**THE EXERCISE:** Locate the string "this" throughout the material and copy every line in which it occurs.
----
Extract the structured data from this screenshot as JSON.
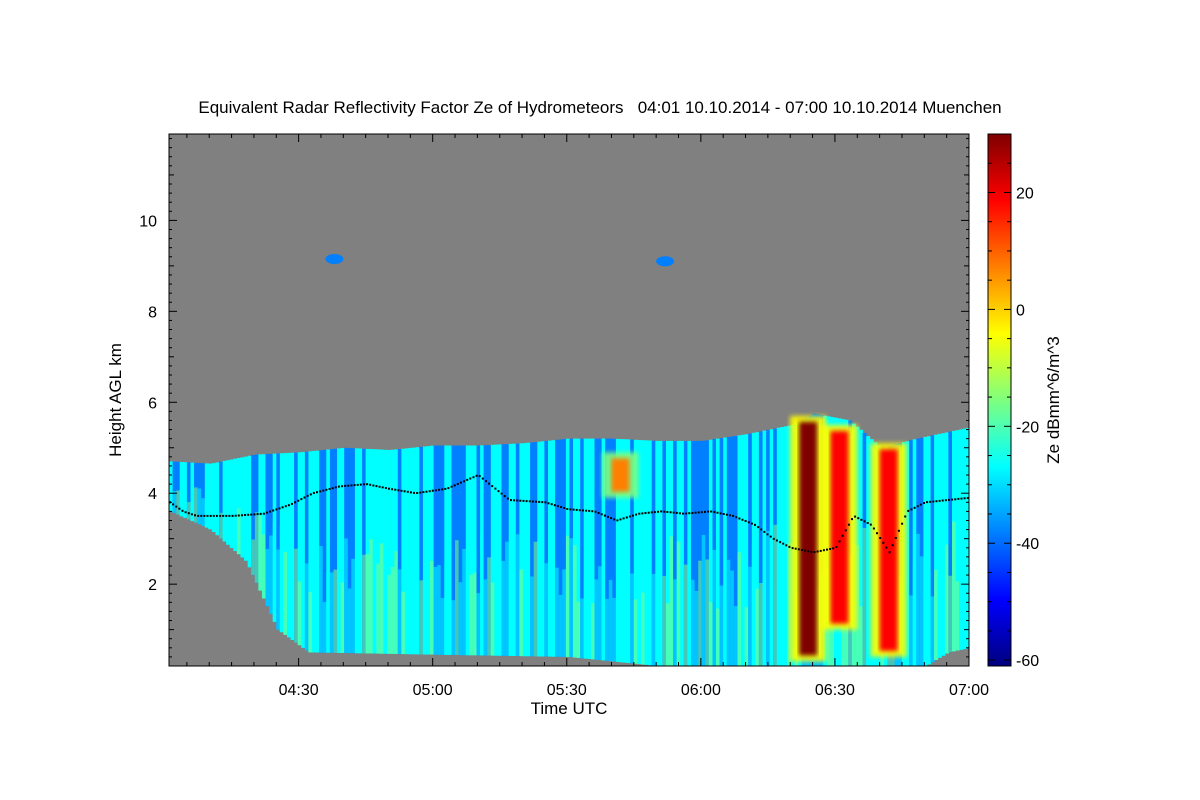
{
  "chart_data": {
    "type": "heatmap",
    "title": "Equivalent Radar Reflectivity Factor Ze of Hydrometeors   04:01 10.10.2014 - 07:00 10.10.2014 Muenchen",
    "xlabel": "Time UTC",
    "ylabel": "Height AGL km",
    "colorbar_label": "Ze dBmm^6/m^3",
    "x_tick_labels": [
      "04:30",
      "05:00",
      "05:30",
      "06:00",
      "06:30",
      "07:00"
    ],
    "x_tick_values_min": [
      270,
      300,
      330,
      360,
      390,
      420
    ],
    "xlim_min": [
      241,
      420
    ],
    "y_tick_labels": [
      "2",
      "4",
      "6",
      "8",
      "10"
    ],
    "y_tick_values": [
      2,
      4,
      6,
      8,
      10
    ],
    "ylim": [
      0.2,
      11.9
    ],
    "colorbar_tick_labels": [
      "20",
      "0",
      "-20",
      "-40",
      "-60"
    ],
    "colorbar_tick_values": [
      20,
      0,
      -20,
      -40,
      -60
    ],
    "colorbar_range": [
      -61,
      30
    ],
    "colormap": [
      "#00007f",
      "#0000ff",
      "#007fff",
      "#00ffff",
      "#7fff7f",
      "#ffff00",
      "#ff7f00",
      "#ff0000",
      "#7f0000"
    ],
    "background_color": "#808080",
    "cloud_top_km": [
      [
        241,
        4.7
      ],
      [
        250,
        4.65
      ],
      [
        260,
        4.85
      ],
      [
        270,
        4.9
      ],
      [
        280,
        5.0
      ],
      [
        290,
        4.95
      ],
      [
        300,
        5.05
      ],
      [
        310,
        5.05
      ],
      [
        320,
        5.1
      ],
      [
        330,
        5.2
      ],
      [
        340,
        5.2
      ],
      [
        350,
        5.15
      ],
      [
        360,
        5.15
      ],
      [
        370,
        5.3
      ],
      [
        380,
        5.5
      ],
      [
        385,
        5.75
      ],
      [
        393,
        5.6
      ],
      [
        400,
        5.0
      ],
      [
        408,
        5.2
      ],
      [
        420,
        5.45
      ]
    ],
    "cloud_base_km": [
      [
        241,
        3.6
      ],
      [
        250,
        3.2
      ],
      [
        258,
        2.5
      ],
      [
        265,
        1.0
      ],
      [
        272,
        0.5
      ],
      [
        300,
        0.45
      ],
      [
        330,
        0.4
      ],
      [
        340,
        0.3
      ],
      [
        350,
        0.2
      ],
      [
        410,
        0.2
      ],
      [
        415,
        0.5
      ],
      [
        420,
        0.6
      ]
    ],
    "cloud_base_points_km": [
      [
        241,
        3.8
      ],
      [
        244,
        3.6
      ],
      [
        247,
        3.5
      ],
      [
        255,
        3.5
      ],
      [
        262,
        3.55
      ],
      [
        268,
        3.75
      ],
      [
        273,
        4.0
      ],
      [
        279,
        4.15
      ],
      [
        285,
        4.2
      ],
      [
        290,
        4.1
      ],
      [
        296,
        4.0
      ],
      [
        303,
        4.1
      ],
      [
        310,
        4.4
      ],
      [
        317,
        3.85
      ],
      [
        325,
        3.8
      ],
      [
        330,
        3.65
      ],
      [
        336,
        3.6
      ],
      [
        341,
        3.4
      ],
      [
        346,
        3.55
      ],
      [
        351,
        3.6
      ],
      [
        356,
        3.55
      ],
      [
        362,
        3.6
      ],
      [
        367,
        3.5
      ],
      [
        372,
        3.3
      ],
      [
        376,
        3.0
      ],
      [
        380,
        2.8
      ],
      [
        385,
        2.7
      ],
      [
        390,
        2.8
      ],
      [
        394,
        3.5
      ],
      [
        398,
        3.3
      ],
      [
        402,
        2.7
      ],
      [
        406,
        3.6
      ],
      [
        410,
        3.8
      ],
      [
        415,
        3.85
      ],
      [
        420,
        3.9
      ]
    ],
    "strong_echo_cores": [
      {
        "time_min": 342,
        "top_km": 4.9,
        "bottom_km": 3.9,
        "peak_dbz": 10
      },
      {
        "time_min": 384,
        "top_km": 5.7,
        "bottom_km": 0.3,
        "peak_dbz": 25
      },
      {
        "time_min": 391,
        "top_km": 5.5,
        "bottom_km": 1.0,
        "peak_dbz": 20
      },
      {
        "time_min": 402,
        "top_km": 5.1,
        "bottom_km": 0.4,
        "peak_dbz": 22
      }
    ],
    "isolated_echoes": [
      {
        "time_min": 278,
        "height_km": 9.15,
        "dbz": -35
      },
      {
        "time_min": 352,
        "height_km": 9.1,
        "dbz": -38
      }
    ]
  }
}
----
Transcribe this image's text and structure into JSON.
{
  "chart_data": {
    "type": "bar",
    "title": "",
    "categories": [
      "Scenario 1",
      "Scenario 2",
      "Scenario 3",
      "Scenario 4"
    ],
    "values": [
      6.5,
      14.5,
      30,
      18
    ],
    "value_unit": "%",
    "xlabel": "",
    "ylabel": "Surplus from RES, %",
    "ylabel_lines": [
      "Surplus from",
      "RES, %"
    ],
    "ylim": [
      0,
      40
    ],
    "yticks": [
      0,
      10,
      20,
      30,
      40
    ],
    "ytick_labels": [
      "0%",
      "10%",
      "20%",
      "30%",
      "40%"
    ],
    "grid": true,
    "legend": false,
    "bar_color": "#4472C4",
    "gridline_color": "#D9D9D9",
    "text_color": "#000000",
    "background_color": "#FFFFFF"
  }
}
----
**OUTPUT BELOW:**
Extract the structured data from this screenshot as JSON.
Transcribe this image's text and structure into JSON.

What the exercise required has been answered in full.